[Begin SOURCE DATA]
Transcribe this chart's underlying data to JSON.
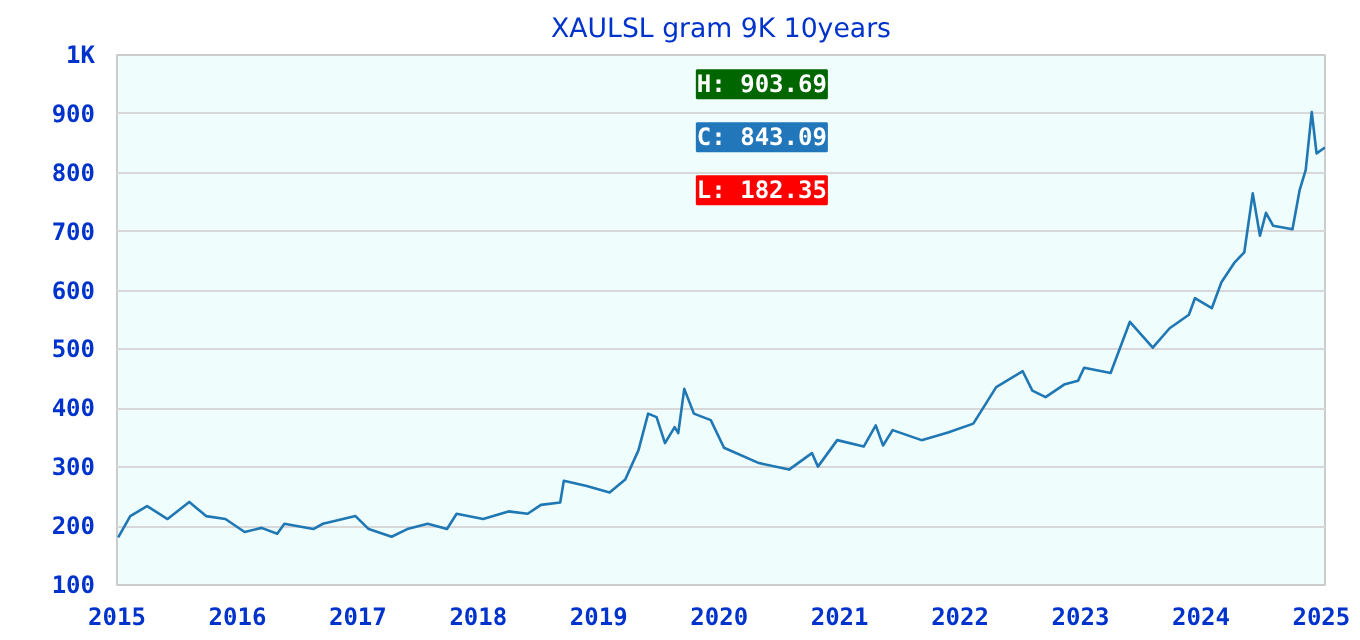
{
  "chart_data": {
    "type": "line",
    "title": "XAULSL gram 9K 10years",
    "x": [
      2015.01,
      2015.11,
      2015.25,
      2015.42,
      2015.6,
      2015.74,
      2015.9,
      2016.06,
      2016.2,
      2016.33,
      2016.39,
      2016.63,
      2016.71,
      2016.98,
      2017.09,
      2017.28,
      2017.41,
      2017.58,
      2017.74,
      2017.82,
      2018.04,
      2018.25,
      2018.41,
      2018.52,
      2018.68,
      2018.71,
      2018.9,
      2019.09,
      2019.22,
      2019.33,
      2019.41,
      2019.48,
      2019.55,
      2019.63,
      2019.66,
      2019.71,
      2019.79,
      2019.93,
      2020.04,
      2020.33,
      2020.58,
      2020.77,
      2020.82,
      2020.98,
      2021.2,
      2021.3,
      2021.36,
      2021.44,
      2021.68,
      2021.9,
      2022.11,
      2022.3,
      2022.52,
      2022.6,
      2022.71,
      2022.87,
      2022.98,
      2023.03,
      2023.25,
      2023.41,
      2023.6,
      2023.74,
      2023.9,
      2023.95,
      2024.09,
      2024.17,
      2024.28,
      2024.36,
      2024.43,
      2024.49,
      2024.54,
      2024.6,
      2024.76,
      2024.82,
      2024.87,
      2024.92,
      2024.96,
      2025.03
    ],
    "series": [
      {
        "color": "#1f77b4",
        "values": [
          181,
          217,
          234,
          212,
          241,
          217,
          212,
          190,
          197,
          187,
          204,
          195,
          204,
          217,
          195,
          182,
          195,
          204,
          195,
          221,
          212,
          225,
          221,
          236,
          240,
          277,
          268,
          257,
          279,
          329,
          391,
          385,
          341,
          368,
          358,
          433,
          391,
          380,
          333,
          307,
          296,
          324,
          301,
          346,
          335,
          371,
          337,
          363,
          346,
          359,
          374,
          436,
          463,
          430,
          419,
          441,
          447,
          469,
          460,
          547,
          503,
          536,
          559,
          587,
          570,
          614,
          648,
          665,
          765,
          693,
          732,
          710,
          704,
          771,
          805,
          903,
          833,
          843
        ]
      }
    ],
    "xlim": [
      2015,
      2025.03
    ],
    "xticks": [
      2015,
      2016,
      2017,
      2018,
      2019,
      2020,
      2021,
      2022,
      2023,
      2024,
      2025
    ],
    "ylim": [
      100,
      1000
    ],
    "yticks": [
      100,
      200,
      300,
      400,
      500,
      600,
      700,
      800,
      900,
      {
        "value": 1000,
        "label": "1K"
      }
    ],
    "grid": "y",
    "annotations": [
      "H: 903.69",
      "C: 843.09",
      "L: 182.35"
    ]
  }
}
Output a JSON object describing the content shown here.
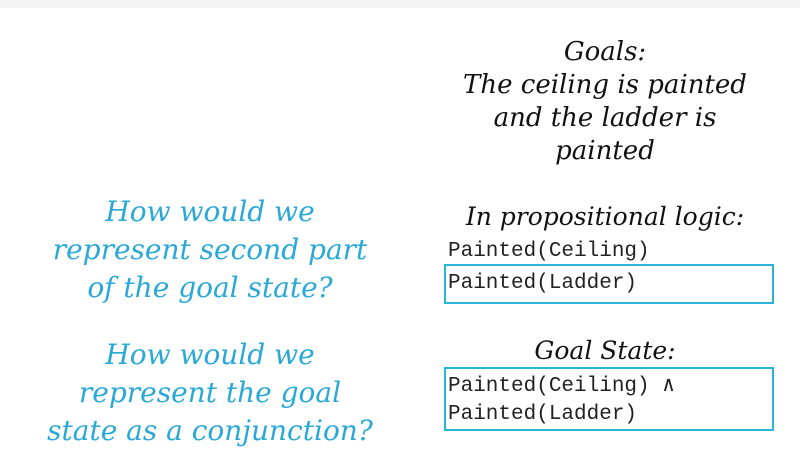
{
  "goals": {
    "heading": "Goals:",
    "lines": [
      "The ceiling is painted",
      "and the ladder is",
      "painted"
    ]
  },
  "propositional": {
    "heading": "In propositional logic:",
    "line1": "Painted(Ceiling)",
    "line2": "Painted(Ladder)"
  },
  "goal_state": {
    "heading": "Goal State:",
    "line1": "Painted(Ceiling) ∧",
    "line2": "Painted(Ladder)"
  },
  "questions": {
    "q1": [
      "How would we",
      "represent second part",
      "of the goal state?"
    ],
    "q2": [
      "How would we",
      "represent the goal",
      "state as a conjunction?"
    ]
  },
  "colors": {
    "question_text": "#2aa8d8",
    "box_border": "#2ab4d8",
    "handwriting": "#111111"
  }
}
[End SOURCE DATA]
Copy every line above word for word and exclude the pictures.

Transcribe this chart's underlying data to JSON.
{
  "chart_data": {
    "type": "line",
    "title": "XAULSL gram 9K 10years",
    "x": [
      2015.01,
      2015.11,
      2015.25,
      2015.42,
      2015.6,
      2015.74,
      2015.9,
      2016.06,
      2016.2,
      2016.33,
      2016.39,
      2016.63,
      2016.71,
      2016.98,
      2017.09,
      2017.28,
      2017.41,
      2017.58,
      2017.74,
      2017.82,
      2018.04,
      2018.25,
      2018.41,
      2018.52,
      2018.68,
      2018.71,
      2018.9,
      2019.09,
      2019.22,
      2019.33,
      2019.41,
      2019.48,
      2019.55,
      2019.63,
      2019.66,
      2019.71,
      2019.79,
      2019.93,
      2020.04,
      2020.33,
      2020.58,
      2020.77,
      2020.82,
      2020.98,
      2021.2,
      2021.3,
      2021.36,
      2021.44,
      2021.68,
      2021.9,
      2022.11,
      2022.3,
      2022.52,
      2022.6,
      2022.71,
      2022.87,
      2022.98,
      2023.03,
      2023.25,
      2023.41,
      2023.6,
      2023.74,
      2023.9,
      2023.95,
      2024.09,
      2024.17,
      2024.28,
      2024.36,
      2024.43,
      2024.49,
      2024.54,
      2024.6,
      2024.76,
      2024.82,
      2024.87,
      2024.92,
      2024.96,
      2025.03
    ],
    "series": [
      {
        "color": "#1f77b4",
        "values": [
          181,
          217,
          234,
          212,
          241,
          217,
          212,
          190,
          197,
          187,
          204,
          195,
          204,
          217,
          195,
          182,
          195,
          204,
          195,
          221,
          212,
          225,
          221,
          236,
          240,
          277,
          268,
          257,
          279,
          329,
          391,
          385,
          341,
          368,
          358,
          433,
          391,
          380,
          333,
          307,
          296,
          324,
          301,
          346,
          335,
          371,
          337,
          363,
          346,
          359,
          374,
          436,
          463,
          430,
          419,
          441,
          447,
          469,
          460,
          547,
          503,
          536,
          559,
          587,
          570,
          614,
          648,
          665,
          765,
          693,
          732,
          710,
          704,
          771,
          805,
          903,
          833,
          843
        ]
      }
    ],
    "xlim": [
      2015,
      2025.03
    ],
    "xticks": [
      2015,
      2016,
      2017,
      2018,
      2019,
      2020,
      2021,
      2022,
      2023,
      2024,
      2025
    ],
    "ylim": [
      100,
      1000
    ],
    "yticks": [
      100,
      200,
      300,
      400,
      500,
      600,
      700,
      800,
      900,
      {
        "value": 1000,
        "label": "1K"
      }
    ],
    "grid": "y",
    "annotations": [
      "H: 903.69",
      "C: 843.09",
      "L: 182.35"
    ]
  }
}
Output a JSON object describing the content shown here.
{
  "goals": {
    "heading": "Goals:",
    "lines": [
      "The ceiling is painted",
      "and the ladder is",
      "painted"
    ]
  },
  "propositional": {
    "heading": "In propositional logic:",
    "line1": "Painted(Ceiling)",
    "line2": "Painted(Ladder)"
  },
  "goal_state": {
    "heading": "Goal State:",
    "line1": "Painted(Ceiling) ∧",
    "line2": "Painted(Ladder)"
  },
  "questions": {
    "q1": [
      "How would we",
      "represent second part",
      "of the goal state?"
    ],
    "q2": [
      "How would we",
      "represent the goal",
      "state as a conjunction?"
    ]
  },
  "colors": {
    "question_text": "#2aa8d8",
    "box_border": "#2ab4d8",
    "handwriting": "#111111"
  }
}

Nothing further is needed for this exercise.